**EXERCISE DETAILS**
Identify the lines bearing the string "Contains" and gather them.

**THE DATA**

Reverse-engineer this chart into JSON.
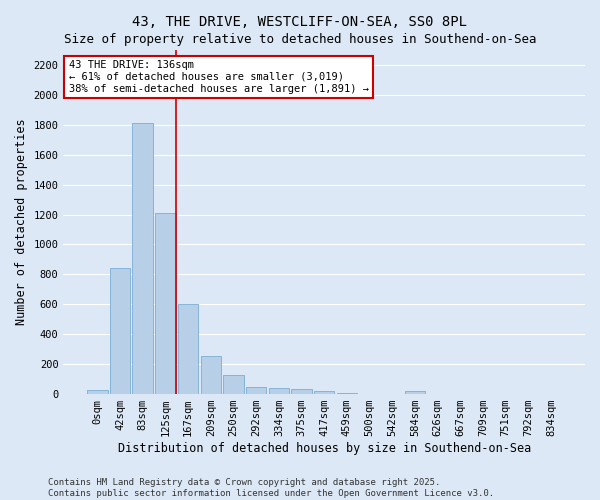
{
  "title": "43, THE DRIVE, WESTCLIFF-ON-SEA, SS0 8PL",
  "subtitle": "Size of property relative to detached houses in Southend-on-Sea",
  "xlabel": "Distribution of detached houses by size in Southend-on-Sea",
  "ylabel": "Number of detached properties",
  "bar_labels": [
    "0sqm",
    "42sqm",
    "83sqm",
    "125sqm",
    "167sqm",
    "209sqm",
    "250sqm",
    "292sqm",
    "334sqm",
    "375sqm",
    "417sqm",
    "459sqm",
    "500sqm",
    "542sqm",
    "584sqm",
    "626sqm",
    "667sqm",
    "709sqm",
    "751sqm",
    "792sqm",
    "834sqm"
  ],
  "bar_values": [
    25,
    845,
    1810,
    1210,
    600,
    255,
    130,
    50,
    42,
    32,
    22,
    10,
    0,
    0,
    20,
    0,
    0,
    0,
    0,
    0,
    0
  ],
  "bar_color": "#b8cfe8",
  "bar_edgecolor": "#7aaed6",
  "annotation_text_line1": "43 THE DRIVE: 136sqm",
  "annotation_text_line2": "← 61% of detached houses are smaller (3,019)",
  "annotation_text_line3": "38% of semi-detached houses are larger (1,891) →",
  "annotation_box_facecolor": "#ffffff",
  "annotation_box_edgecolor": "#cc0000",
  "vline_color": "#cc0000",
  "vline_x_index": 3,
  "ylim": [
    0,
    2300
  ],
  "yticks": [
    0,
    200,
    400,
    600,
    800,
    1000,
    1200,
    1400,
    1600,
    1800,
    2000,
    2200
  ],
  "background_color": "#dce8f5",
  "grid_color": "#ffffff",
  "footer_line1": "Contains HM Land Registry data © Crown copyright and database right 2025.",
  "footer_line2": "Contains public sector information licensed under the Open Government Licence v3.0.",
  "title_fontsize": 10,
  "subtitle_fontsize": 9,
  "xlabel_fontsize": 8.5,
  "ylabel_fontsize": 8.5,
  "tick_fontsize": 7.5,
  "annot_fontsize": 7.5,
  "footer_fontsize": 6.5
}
---
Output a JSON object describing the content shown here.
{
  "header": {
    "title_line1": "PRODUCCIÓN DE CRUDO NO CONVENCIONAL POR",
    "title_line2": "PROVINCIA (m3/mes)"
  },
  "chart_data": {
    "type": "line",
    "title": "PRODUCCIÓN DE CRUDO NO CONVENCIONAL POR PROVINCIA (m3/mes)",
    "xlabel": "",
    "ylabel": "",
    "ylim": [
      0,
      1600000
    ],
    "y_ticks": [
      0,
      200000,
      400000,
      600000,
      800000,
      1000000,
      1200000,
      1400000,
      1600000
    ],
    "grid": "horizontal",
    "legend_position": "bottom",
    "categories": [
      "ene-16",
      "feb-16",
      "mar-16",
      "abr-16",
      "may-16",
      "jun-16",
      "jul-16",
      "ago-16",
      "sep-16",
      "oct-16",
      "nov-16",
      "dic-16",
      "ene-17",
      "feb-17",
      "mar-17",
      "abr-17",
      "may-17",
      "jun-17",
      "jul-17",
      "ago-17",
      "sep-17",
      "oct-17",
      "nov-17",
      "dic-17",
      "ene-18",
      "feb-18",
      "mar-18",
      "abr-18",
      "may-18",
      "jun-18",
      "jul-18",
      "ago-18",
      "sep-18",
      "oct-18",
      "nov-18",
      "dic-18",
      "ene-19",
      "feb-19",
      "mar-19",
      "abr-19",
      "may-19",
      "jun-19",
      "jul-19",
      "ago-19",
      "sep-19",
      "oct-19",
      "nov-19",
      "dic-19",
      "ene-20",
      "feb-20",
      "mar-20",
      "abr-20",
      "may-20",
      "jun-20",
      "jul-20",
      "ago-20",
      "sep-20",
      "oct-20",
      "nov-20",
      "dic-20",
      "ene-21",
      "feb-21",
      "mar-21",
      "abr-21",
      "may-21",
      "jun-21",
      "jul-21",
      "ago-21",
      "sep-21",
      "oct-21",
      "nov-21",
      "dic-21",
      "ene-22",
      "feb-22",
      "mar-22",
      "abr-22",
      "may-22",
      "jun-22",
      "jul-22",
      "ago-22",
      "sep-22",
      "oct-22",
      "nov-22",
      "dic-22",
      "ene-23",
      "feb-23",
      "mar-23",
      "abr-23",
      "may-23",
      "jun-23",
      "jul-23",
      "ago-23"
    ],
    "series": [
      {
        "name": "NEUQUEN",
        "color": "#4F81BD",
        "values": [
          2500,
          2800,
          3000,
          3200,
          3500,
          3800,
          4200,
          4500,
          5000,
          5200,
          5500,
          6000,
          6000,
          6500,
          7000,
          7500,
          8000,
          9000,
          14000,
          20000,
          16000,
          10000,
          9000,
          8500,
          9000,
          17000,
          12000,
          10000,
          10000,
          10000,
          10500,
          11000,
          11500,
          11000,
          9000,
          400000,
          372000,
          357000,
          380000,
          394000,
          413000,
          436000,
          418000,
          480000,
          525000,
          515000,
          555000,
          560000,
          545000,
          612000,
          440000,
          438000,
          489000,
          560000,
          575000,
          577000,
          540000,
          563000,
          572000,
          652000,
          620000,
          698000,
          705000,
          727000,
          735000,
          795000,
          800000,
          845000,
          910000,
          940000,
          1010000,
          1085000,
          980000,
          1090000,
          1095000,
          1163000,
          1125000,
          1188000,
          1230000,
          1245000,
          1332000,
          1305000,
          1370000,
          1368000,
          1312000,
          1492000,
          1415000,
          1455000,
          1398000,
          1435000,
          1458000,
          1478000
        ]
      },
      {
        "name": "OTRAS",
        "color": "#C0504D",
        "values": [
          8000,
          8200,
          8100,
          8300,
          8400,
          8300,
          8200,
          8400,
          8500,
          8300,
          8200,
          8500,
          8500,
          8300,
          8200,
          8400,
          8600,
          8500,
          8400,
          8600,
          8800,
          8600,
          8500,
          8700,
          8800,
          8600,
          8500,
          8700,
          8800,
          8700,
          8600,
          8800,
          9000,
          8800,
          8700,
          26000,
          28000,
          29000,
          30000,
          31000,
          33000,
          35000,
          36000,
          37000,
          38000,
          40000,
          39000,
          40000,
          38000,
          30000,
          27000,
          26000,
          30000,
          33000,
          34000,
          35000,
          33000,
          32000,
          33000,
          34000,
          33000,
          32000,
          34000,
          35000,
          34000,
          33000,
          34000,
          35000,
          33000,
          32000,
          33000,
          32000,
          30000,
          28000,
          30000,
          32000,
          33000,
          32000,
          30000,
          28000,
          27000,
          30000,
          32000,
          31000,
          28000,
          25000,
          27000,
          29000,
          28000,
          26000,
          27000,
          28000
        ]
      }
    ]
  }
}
==
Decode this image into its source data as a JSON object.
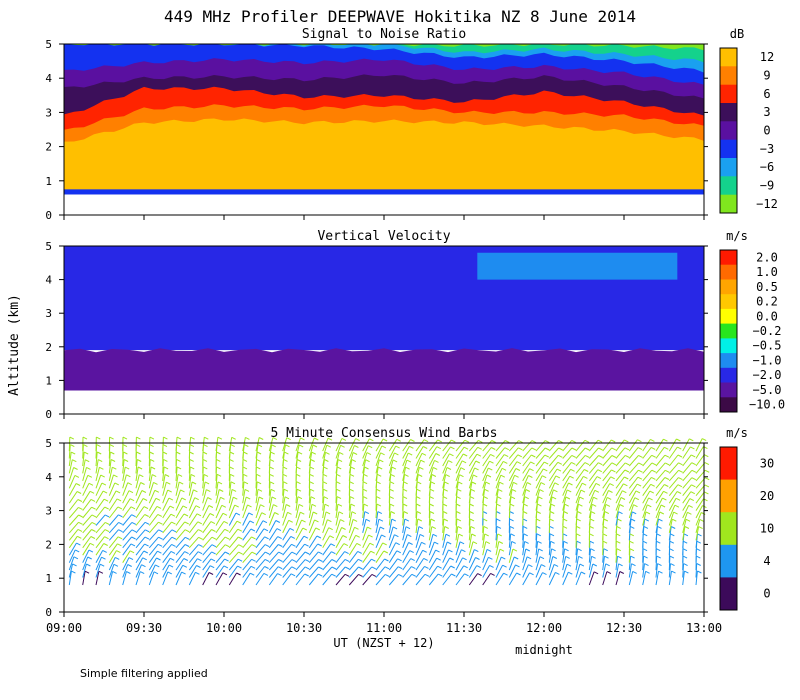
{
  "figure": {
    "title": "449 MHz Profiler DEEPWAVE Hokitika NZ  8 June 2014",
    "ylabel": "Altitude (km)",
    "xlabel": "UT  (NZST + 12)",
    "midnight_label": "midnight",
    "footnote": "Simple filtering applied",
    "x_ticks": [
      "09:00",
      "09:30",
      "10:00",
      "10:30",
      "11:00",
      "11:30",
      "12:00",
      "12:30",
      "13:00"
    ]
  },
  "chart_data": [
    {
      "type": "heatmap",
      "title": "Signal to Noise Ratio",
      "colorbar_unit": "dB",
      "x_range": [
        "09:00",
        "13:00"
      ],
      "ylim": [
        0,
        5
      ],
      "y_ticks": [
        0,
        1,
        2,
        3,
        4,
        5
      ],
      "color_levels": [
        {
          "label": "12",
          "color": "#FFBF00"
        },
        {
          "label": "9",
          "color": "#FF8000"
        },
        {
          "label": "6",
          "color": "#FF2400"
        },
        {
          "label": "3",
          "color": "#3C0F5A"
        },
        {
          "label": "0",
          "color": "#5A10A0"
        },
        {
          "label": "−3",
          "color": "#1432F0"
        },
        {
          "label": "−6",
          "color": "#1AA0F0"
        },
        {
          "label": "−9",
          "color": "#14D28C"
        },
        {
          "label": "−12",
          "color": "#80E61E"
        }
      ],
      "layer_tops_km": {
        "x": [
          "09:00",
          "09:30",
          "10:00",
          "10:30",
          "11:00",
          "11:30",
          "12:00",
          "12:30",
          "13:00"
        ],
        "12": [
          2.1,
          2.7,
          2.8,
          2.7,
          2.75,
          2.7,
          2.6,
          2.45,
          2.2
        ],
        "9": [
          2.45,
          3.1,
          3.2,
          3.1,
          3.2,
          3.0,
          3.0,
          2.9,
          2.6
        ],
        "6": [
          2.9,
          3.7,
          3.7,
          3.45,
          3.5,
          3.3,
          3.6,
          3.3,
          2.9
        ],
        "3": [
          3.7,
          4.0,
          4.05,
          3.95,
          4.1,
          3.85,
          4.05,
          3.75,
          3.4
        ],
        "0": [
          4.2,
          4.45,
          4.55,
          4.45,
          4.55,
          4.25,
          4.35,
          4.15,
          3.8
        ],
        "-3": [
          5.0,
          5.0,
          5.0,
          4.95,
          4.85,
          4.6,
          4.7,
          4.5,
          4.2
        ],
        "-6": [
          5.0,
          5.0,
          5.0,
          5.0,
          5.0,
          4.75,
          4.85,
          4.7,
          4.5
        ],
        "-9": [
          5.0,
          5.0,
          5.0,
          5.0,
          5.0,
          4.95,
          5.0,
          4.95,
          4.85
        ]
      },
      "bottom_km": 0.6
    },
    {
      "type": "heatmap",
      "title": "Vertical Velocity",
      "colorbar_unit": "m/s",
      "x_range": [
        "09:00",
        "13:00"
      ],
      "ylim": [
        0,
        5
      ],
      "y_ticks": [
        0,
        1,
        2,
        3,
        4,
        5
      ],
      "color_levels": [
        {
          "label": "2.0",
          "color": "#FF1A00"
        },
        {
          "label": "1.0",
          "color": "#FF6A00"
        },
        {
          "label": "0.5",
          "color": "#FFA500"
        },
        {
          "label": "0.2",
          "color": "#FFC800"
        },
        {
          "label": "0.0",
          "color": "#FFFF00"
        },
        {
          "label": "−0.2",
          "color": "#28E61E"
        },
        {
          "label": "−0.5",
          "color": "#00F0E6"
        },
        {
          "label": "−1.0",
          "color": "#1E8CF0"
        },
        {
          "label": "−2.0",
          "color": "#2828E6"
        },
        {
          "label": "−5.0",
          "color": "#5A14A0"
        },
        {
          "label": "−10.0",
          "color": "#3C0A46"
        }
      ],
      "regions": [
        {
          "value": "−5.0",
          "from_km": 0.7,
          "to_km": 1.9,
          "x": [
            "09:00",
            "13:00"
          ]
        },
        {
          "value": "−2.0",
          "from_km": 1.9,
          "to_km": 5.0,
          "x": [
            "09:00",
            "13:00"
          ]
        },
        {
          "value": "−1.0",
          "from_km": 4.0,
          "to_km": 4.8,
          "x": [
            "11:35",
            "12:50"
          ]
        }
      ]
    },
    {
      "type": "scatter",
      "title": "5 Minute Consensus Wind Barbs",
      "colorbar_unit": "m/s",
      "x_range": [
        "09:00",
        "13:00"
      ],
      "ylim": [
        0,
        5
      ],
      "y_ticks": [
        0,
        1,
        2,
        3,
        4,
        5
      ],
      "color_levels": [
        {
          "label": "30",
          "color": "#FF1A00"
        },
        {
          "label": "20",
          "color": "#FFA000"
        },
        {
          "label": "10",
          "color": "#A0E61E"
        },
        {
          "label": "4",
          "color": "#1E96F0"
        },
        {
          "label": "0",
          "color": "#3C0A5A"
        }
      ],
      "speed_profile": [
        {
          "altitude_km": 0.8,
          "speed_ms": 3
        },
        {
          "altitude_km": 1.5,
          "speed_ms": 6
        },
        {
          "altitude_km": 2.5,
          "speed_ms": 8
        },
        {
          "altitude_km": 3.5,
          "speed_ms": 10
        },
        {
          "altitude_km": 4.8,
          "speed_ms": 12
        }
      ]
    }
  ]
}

**ANSWER TO THIS TASK**
  "footer_line1": "Contains HM Land Registry data © Crown copyright and database right 2025.",
  "footer_line2": "Contains public sector information licensed under the Open Government Licence v3.0.",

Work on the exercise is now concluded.